* What the task asks: For the data below, work out how many lines include the string "counts" and report only the number.

* Extracted entries:
>>>>>

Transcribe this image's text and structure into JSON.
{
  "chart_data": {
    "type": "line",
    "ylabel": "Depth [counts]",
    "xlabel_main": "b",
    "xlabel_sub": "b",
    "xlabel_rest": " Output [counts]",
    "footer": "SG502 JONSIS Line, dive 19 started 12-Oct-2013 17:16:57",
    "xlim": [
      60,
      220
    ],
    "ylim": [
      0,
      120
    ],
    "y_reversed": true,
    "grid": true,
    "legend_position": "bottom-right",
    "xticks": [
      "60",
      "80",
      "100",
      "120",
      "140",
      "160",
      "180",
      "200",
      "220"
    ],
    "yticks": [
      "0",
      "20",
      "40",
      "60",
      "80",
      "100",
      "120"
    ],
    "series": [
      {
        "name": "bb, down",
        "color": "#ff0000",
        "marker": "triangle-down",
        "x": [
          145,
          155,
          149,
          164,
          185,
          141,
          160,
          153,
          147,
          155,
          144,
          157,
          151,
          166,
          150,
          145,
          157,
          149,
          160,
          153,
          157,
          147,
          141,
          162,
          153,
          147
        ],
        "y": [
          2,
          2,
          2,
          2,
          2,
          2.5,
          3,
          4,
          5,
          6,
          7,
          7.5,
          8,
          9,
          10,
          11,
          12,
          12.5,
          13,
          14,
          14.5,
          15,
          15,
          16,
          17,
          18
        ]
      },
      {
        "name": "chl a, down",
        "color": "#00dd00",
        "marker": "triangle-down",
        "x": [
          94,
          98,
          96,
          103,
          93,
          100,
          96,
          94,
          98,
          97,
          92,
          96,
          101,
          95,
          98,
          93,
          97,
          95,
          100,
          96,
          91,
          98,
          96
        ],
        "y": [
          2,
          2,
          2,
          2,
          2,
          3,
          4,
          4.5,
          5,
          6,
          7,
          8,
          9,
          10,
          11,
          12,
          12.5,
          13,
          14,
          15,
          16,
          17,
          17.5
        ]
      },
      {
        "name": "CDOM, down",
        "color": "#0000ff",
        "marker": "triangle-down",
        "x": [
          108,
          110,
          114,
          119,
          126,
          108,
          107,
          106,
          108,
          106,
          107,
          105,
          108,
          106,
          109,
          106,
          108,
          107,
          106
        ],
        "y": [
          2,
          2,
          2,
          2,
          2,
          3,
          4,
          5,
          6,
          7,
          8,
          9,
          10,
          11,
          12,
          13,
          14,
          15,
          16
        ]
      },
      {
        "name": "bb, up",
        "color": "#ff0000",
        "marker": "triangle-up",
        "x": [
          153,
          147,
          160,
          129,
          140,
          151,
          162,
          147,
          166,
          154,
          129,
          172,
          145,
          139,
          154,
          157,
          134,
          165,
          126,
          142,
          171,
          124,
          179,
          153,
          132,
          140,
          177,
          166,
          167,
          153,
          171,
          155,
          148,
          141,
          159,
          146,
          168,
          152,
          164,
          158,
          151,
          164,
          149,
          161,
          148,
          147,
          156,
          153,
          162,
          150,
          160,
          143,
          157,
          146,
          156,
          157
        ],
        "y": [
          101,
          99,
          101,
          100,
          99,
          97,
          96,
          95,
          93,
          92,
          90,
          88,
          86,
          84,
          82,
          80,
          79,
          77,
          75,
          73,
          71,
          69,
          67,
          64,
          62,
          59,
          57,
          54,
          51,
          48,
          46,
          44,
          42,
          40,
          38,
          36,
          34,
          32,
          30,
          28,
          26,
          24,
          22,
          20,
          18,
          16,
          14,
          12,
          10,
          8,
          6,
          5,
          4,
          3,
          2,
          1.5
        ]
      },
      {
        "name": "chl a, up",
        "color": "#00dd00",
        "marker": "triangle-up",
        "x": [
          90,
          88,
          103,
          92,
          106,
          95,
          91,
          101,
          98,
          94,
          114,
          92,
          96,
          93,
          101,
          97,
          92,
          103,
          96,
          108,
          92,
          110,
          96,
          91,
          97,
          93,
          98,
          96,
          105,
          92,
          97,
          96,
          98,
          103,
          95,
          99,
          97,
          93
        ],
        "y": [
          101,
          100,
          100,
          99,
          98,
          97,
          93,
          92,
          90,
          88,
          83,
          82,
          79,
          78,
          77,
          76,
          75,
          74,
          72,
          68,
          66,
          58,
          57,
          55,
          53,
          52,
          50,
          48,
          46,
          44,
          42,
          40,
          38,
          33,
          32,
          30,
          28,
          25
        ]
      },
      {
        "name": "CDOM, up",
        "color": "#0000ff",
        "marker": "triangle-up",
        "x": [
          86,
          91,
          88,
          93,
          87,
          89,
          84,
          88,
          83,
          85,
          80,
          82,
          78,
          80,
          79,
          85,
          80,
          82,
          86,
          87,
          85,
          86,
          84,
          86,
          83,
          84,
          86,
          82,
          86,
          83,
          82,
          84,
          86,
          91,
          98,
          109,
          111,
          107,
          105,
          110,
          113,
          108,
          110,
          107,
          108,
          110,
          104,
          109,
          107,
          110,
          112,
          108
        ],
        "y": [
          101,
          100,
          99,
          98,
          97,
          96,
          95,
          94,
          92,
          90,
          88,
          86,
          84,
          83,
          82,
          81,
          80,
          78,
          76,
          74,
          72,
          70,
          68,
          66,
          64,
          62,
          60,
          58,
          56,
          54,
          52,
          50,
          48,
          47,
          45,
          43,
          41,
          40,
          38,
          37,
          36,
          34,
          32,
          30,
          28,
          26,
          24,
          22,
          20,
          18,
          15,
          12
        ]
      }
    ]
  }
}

<<<<<

* Exercise answer: 2